- Cosa si richiede -
Rispondi alle domande seguenti basandoti sul brano dedicato al Vescovo.
1. Qual è il tema del prossimo sinodo dei Vescovi?
2. Quale autore viene indicato tra i testi più antichi della tradizione?
3. Qual è il titolo del documento della Commissione episcopale della CEI per il clero?

- Brano -
<<<<
Il Vescovo costruttore di Comunione

La fraternità sacerdotale ha dunque un fondamento verticale che parte da Cristo, ma per la sua natura sacramentale non può non passare attraverso la mediazione del Vescovo, al quale il sacerdote è legato per una communio sacramentalis.

Nell’ Instrumentum laboris del prossimo sinodo dei Vescovi, che ha come tema: “Il Vescovo per la speranza del mondo”, si dice che:

“Un necessario atto della comunione è quello dell’unione sacramentale del presbiterio attorno al suo Vescovo. Secondo i testi più antichi della tradizione, come quelli di Ignazio di Antiochia, esso è parte essenziale della Chiesa particolare. Fra il Vescovo e i presbiteri esiste la communio sacramentalis nel sacerdozio ministeriale o gerarchico, partecipazione all’unico sacerdozio di Cristo e pertanto, anche se in grado diverso, nell’unico ministero ecclesiale ordinato e nell’unica missione apostolica” (n. 86).

Come conseguenza di tutto ciò:

“... La relazione sacramentale-gerarchica si traduce nella ricerca, costantemente coltivata, di una comunione reale del Vescovo con i membri del suo presbiterio e conferisce consistenza e significato all’atteggiamento interiore ed esteriore del Vescovo verso i suoi presbiteri...” (n. 87).

Anche nel documento della Commissione episcopale della CEI per il clero: “La formazione permanente dei presbiteri nelle nostre chiese particolari”, si afferma a chiare lettere che “la grazia del ministero episcopale sta alla base di un rapporto di comunione con tutti i presbiteri, e incoraggia a stabilire con essi un rapporto personalizzato provocando opportune occasioni... si richiede nel Vescovo una particolare attenzione a tutto il suo presbiterio: perché il servizio episcopale passa necessariamente attraverso la grazia e la modalità di una comunione con i suoi sacerdoti... (n. 27).
>>>>
(Elenchi di coordinate dei riquadri)
<<<<
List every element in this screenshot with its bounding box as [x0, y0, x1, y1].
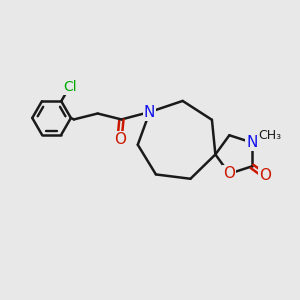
Text: Cl: Cl [63, 80, 76, 94]
Text: N: N [144, 104, 155, 119]
Text: O: O [114, 132, 126, 147]
Text: N: N [246, 135, 258, 150]
Text: CH₃: CH₃ [258, 129, 281, 142]
Text: O: O [224, 166, 236, 181]
Text: O: O [259, 168, 271, 183]
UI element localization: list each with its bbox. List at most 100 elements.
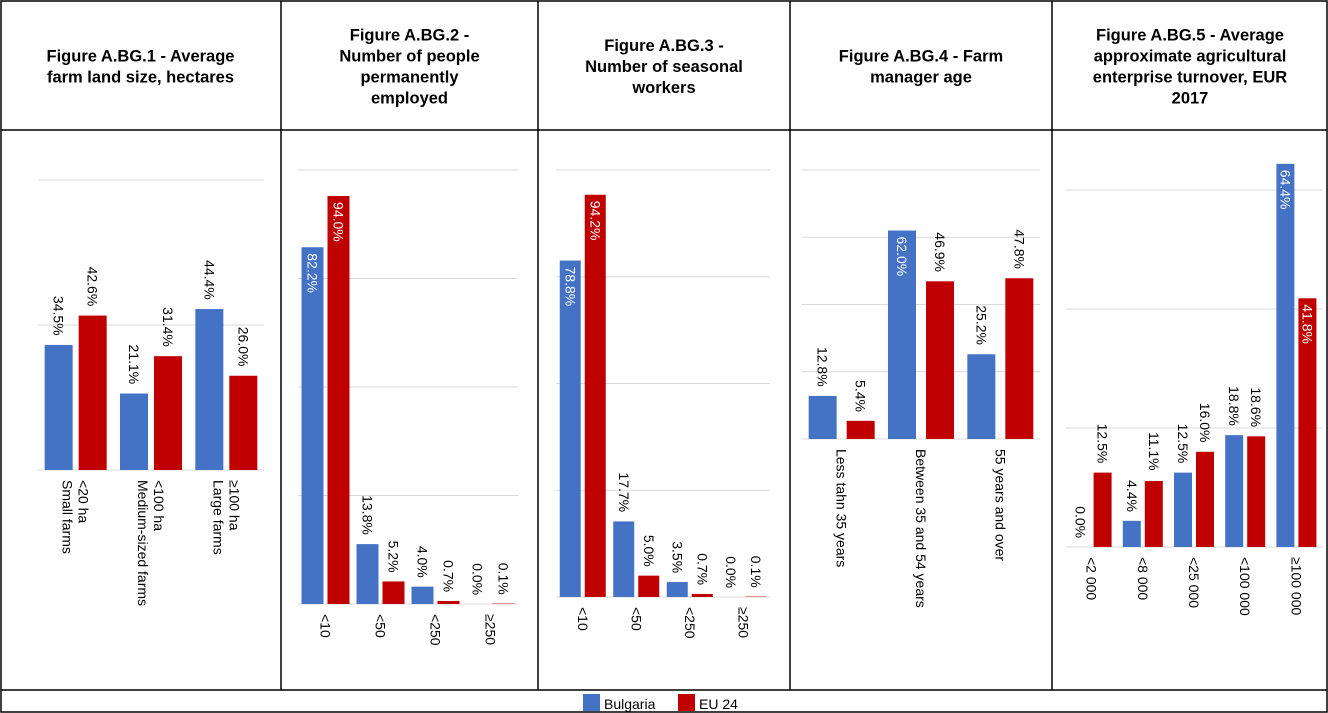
bar-bulgaria-1 xyxy=(559,260,581,597)
value-label: 21.1% xyxy=(126,345,142,385)
bar-bulgaria-1 xyxy=(808,395,837,439)
bar-bulgaria-3 xyxy=(967,354,996,439)
bar-bulgaria-5 xyxy=(1276,163,1295,547)
chart-1: 34.5% 42.6% Small farms <20 ha 21.1% 31.4% Med… xyxy=(38,179,264,606)
category-label: <8 000 xyxy=(1135,557,1151,600)
bar-eu-24-2 xyxy=(638,575,660,597)
value-label: 0.0% xyxy=(1073,506,1089,538)
value-label: 18.8% xyxy=(1226,386,1242,426)
value-label: 12.5% xyxy=(1095,424,1111,464)
charts: 34.5% 42.6% Small farms <20 ha 21.1% 31.4% Med… xyxy=(38,163,1322,646)
bar-eu-24-3 xyxy=(1005,278,1034,439)
category-label: <250 xyxy=(428,614,444,646)
bar-eu-24-2 xyxy=(154,356,182,470)
bar-eu-24-2 xyxy=(926,281,954,439)
value-label: 12.5% xyxy=(1175,424,1191,464)
legend-swatch-1 xyxy=(583,694,600,711)
value-label: 46.9% xyxy=(932,232,948,272)
value-label: 42.6% xyxy=(85,267,101,307)
category-label: <100 000 xyxy=(1237,557,1253,616)
value-label: 44.4% xyxy=(201,260,217,300)
bar-bulgaria-3 xyxy=(666,582,688,597)
bar-eu-24-1 xyxy=(846,420,875,439)
bar-bulgaria-3 xyxy=(195,309,224,470)
chart-title-4: Figure A.BG.4 - Farm manager age xyxy=(839,48,1003,87)
bar-bulgaria-2 xyxy=(1122,520,1141,547)
value-label: 25.2% xyxy=(973,305,989,345)
bar-eu-24-4 xyxy=(1247,436,1266,547)
bar-eu-24-1 xyxy=(78,315,107,470)
value-label: 62.0% xyxy=(894,237,910,277)
legend-swatch-2 xyxy=(678,694,695,711)
bar-eu-24-2 xyxy=(1144,480,1163,547)
chart-title-1: Figure A.BG.1 - Average farm land size, h… xyxy=(47,48,235,87)
value-label: 41.8% xyxy=(1299,304,1315,344)
value-label: 18.6% xyxy=(1248,387,1264,427)
value-label: 94.2% xyxy=(587,201,603,241)
value-label: 3.5% xyxy=(669,541,685,573)
chart-title-2: Figure A.BG.2 -Number of people permanent… xyxy=(339,27,479,108)
value-label: 0.7% xyxy=(441,560,457,592)
category-label: <25 000 xyxy=(1186,557,1202,608)
bar-eu-24-3 xyxy=(437,600,460,604)
bar-eu-24-3 xyxy=(229,375,258,470)
bar-bulgaria-4 xyxy=(1225,435,1244,547)
legend-label-2: EU 24 xyxy=(699,696,738,712)
bar-eu-24-1 xyxy=(1093,472,1112,547)
bar-bulgaria-1 xyxy=(44,344,73,470)
category-label: <100 ha xyxy=(151,480,167,531)
bar-bulgaria-3 xyxy=(411,586,434,604)
chart-titles: Figure A.BG.1 - Average farm land size, h… xyxy=(47,27,1288,108)
value-label: 4.4% xyxy=(1124,480,1140,512)
chart-5: 0.0% 12.5% <2 000 4.4% 11.1% <8 000 12.5% 16.0%… xyxy=(1066,163,1322,616)
category-label: <50 xyxy=(628,607,644,631)
bar-eu-24-5 xyxy=(1298,298,1317,547)
value-label: 0.0% xyxy=(470,563,486,595)
category-label: ≥250 xyxy=(483,614,499,645)
value-label: 5.4% xyxy=(853,380,869,412)
category-label: <250 xyxy=(682,607,698,639)
category-label: <20 ha xyxy=(76,480,92,523)
value-label: 16.0% xyxy=(1197,403,1213,443)
bar-bulgaria-2 xyxy=(120,393,148,470)
category-label: 55 years and over xyxy=(992,449,1008,561)
category-label: <10 xyxy=(318,614,334,638)
category-label: ≥100 ha xyxy=(226,480,242,531)
value-label: 4.0% xyxy=(415,546,431,578)
value-label: 47.8% xyxy=(1011,229,1027,269)
value-label: 31.4% xyxy=(160,307,176,347)
value-label: 94.0% xyxy=(331,202,347,242)
value-label: 82.2% xyxy=(305,253,321,293)
chart-title-3: Figure A.BG.3 -Number of seasonal workers xyxy=(585,37,743,97)
value-label: 17.7% xyxy=(616,472,632,512)
chart-title-5: Figure A.BG.5 - Average approximate agric… xyxy=(1093,27,1287,108)
value-label: 64.4% xyxy=(1277,170,1293,210)
value-label: 13.8% xyxy=(360,495,376,535)
value-label: 26.0% xyxy=(235,327,251,367)
value-label: 5.0% xyxy=(641,535,657,567)
bar-eu-24-3 xyxy=(691,594,713,597)
value-label: 34.5% xyxy=(51,296,67,336)
category-label: ≥250 xyxy=(735,607,751,638)
bar-bulgaria-2 xyxy=(356,544,379,604)
category-label: Large farms xyxy=(210,480,226,555)
category-label: ≥100 000 xyxy=(1288,557,1304,616)
value-label: 5.2% xyxy=(386,541,402,573)
value-label: 78.8% xyxy=(562,267,578,307)
legend: Bulgaria EU 24 xyxy=(583,694,738,712)
category-label: Small farms xyxy=(60,480,76,554)
bar-eu-24-2 xyxy=(382,581,405,604)
chart-2: 82.2% 94.0% <10 13.8% 5.2% <50 4.0% 0.7% <250 0.0… xyxy=(298,169,518,646)
legend-label-1: Bulgaria xyxy=(604,696,656,712)
value-label: 11.1% xyxy=(1146,432,1162,471)
bar-bulgaria-1 xyxy=(301,247,324,604)
bar-bulgaria-2 xyxy=(888,230,916,439)
category-label: <50 xyxy=(373,614,389,638)
category-label: <10 xyxy=(575,607,591,631)
category-label: Less tahn 35 years xyxy=(834,449,850,567)
value-label: 0.1% xyxy=(748,556,764,588)
category-label: Medium-sized farms xyxy=(135,480,151,606)
bar-bulgaria-2 xyxy=(613,521,635,597)
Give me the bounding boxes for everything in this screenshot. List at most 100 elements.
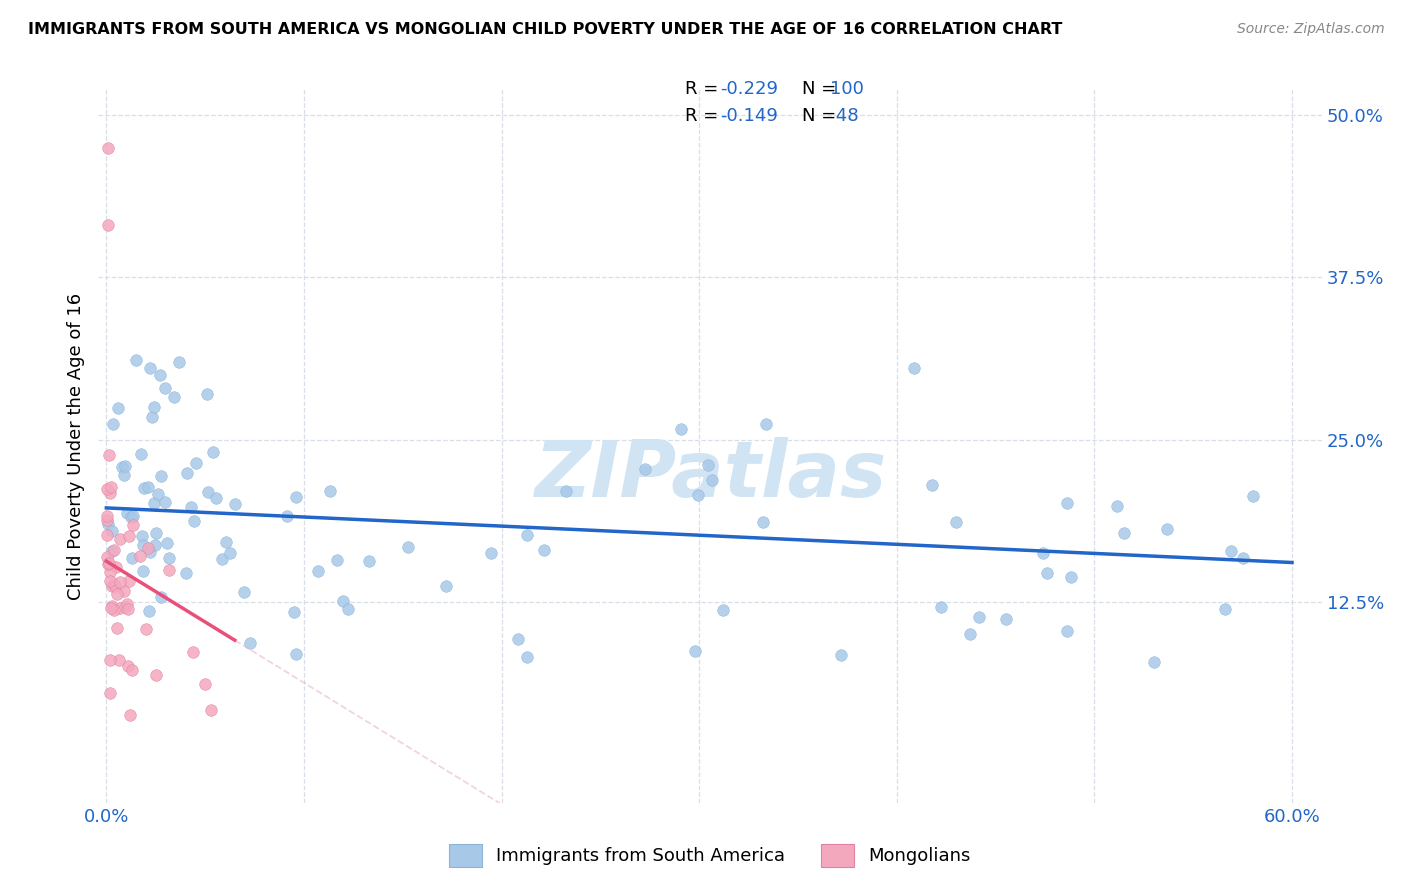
Point xyxy=(357,554,380,568)
Point xyxy=(697,458,720,472)
Point xyxy=(129,447,152,461)
Point xyxy=(752,515,775,529)
Point xyxy=(167,354,190,368)
Point xyxy=(180,500,202,514)
Text: N =: N = xyxy=(801,107,842,125)
Point xyxy=(101,417,124,431)
Point xyxy=(114,467,136,482)
Point xyxy=(197,485,219,500)
Point xyxy=(481,546,503,560)
Point xyxy=(326,553,349,567)
Point xyxy=(686,488,709,502)
Point xyxy=(516,649,538,664)
Point xyxy=(995,612,1018,626)
Point xyxy=(143,400,166,414)
Point xyxy=(115,506,138,520)
Point xyxy=(132,565,155,579)
Point xyxy=(176,466,198,480)
Point xyxy=(700,474,723,488)
Text: R =: R = xyxy=(685,80,724,98)
Point xyxy=(149,368,172,382)
Point xyxy=(143,538,166,552)
Point xyxy=(903,361,925,376)
Point xyxy=(121,663,143,677)
Point xyxy=(98,557,121,571)
Point xyxy=(332,593,354,607)
Point xyxy=(830,648,852,663)
Point xyxy=(96,528,118,542)
Point xyxy=(96,482,118,496)
Point xyxy=(96,557,118,571)
Point xyxy=(117,659,139,673)
Point xyxy=(1213,602,1236,616)
Legend: Immigrants from South America, Mongolians: Immigrants from South America, Mongolian… xyxy=(440,835,980,876)
Point xyxy=(121,518,143,533)
Point xyxy=(117,529,139,543)
Point xyxy=(111,459,134,474)
Point xyxy=(100,544,122,558)
Point xyxy=(157,551,180,566)
Point xyxy=(1105,499,1128,513)
Point xyxy=(141,410,163,425)
Point xyxy=(205,491,228,506)
Point xyxy=(108,653,131,667)
Point xyxy=(114,459,136,474)
Point xyxy=(233,584,256,599)
Point xyxy=(134,481,156,495)
Point xyxy=(186,457,208,471)
Point xyxy=(98,565,121,579)
Point xyxy=(131,529,153,543)
Point xyxy=(98,653,121,667)
Point xyxy=(150,591,173,605)
Point xyxy=(200,703,222,717)
Point xyxy=(683,643,706,657)
Point xyxy=(183,514,205,528)
Point xyxy=(1241,489,1264,503)
Point xyxy=(121,550,143,565)
Point xyxy=(125,353,148,368)
Point xyxy=(671,422,693,436)
Point xyxy=(98,448,121,462)
Point xyxy=(337,602,360,616)
Point xyxy=(138,480,160,494)
Point xyxy=(516,528,538,542)
Point xyxy=(633,462,655,476)
Point xyxy=(554,483,576,498)
Point xyxy=(100,579,122,593)
Point xyxy=(101,524,124,539)
Point xyxy=(136,541,159,556)
Text: -0.149: -0.149 xyxy=(720,107,779,125)
Text: -0.229: -0.229 xyxy=(720,80,779,98)
Point xyxy=(284,647,307,661)
Point xyxy=(101,599,124,614)
Point xyxy=(108,532,131,546)
Point xyxy=(157,563,180,577)
Point xyxy=(153,381,176,395)
Point xyxy=(138,604,160,618)
Point xyxy=(105,560,128,574)
Point xyxy=(307,565,329,579)
Point xyxy=(1035,566,1057,580)
Point xyxy=(211,552,233,566)
Point xyxy=(162,390,184,404)
Point xyxy=(434,579,457,593)
Point xyxy=(97,140,120,154)
Point xyxy=(755,417,778,432)
Point xyxy=(103,543,125,558)
Point xyxy=(945,515,967,529)
Point xyxy=(135,622,157,636)
Point xyxy=(1060,570,1083,584)
Point xyxy=(1056,496,1078,510)
Point xyxy=(118,708,141,723)
Point xyxy=(112,583,135,598)
Y-axis label: Child Poverty Under the Age of 16: Child Poverty Under the Age of 16 xyxy=(66,293,84,599)
Point xyxy=(138,361,160,376)
Point xyxy=(967,610,990,624)
Point xyxy=(194,677,217,691)
Point xyxy=(929,600,952,615)
Point xyxy=(1232,550,1254,565)
Point xyxy=(114,600,136,615)
Point xyxy=(98,486,121,500)
Point xyxy=(139,545,162,559)
Point xyxy=(174,566,197,580)
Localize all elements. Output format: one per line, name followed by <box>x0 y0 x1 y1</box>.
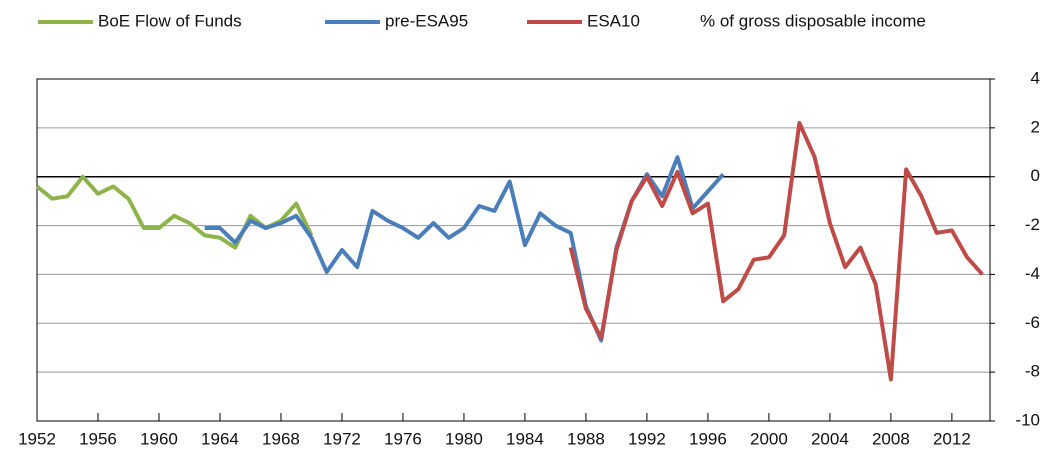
y-axis-label: % of gross disposable income <box>700 11 926 30</box>
x-tick-label: 1972 <box>323 429 361 448</box>
y-tick-label: -6 <box>1025 313 1040 332</box>
x-tick-label: 1964 <box>201 429 239 448</box>
x-tick-label: 1984 <box>506 429 544 448</box>
x-tick-label: 1968 <box>262 429 300 448</box>
y-tick-label: -10 <box>1015 410 1040 429</box>
line-series <box>204 155 725 343</box>
x-tick-label: 1952 <box>18 429 56 448</box>
x-tick-label: 1980 <box>445 429 483 448</box>
x-tick-label: 1960 <box>140 429 178 448</box>
x-tick-label: 2012 <box>933 429 971 448</box>
line-series <box>568 120 984 382</box>
line-series <box>35 174 314 250</box>
y-tick-label: -2 <box>1025 215 1040 234</box>
x-tick-label: 1992 <box>628 429 666 448</box>
y-tick-label: 2 <box>1031 117 1040 136</box>
legend-label: ESA10 <box>587 11 640 30</box>
x-tick-label: 1988 <box>567 429 605 448</box>
y-tick-label: 4 <box>1031 68 1040 87</box>
y-tick-label: -8 <box>1025 362 1040 381</box>
x-tick-label: 2008 <box>872 429 910 448</box>
x-tick-label: 1976 <box>384 429 422 448</box>
x-tick-label: 1956 <box>79 429 117 448</box>
y-tick-label: -4 <box>1025 264 1040 283</box>
y-tick-label: 0 <box>1031 166 1040 185</box>
plot-frame <box>36 78 991 422</box>
x-tick-label: 2000 <box>750 429 788 448</box>
legend-label: BoE Flow of Funds <box>98 11 242 30</box>
x-tick-label: 2004 <box>811 429 849 448</box>
x-tick-label: 1996 <box>689 429 727 448</box>
legend-label: pre-ESA95 <box>385 11 468 30</box>
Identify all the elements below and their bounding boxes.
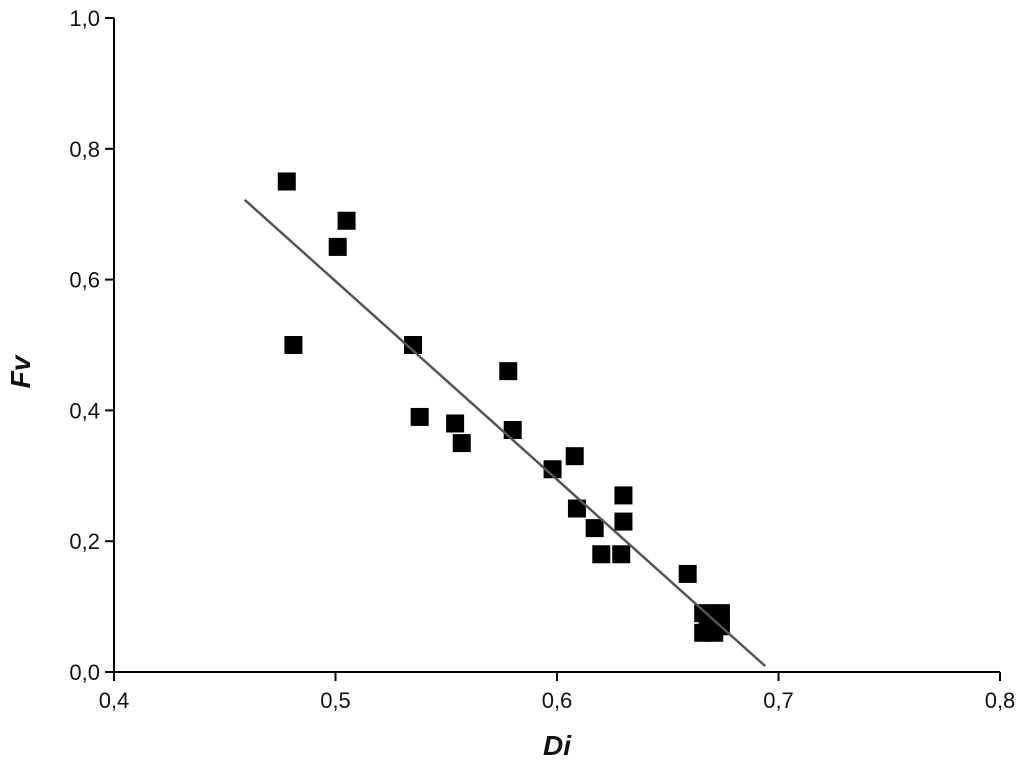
>>>>
- Esercizio svolto -
1. "Il Vescovo per la speranza del mondo".
2. Ignazio di Antiochia.
3. "La formazione permanente dei presbiteri nelle nostre chiese particolari".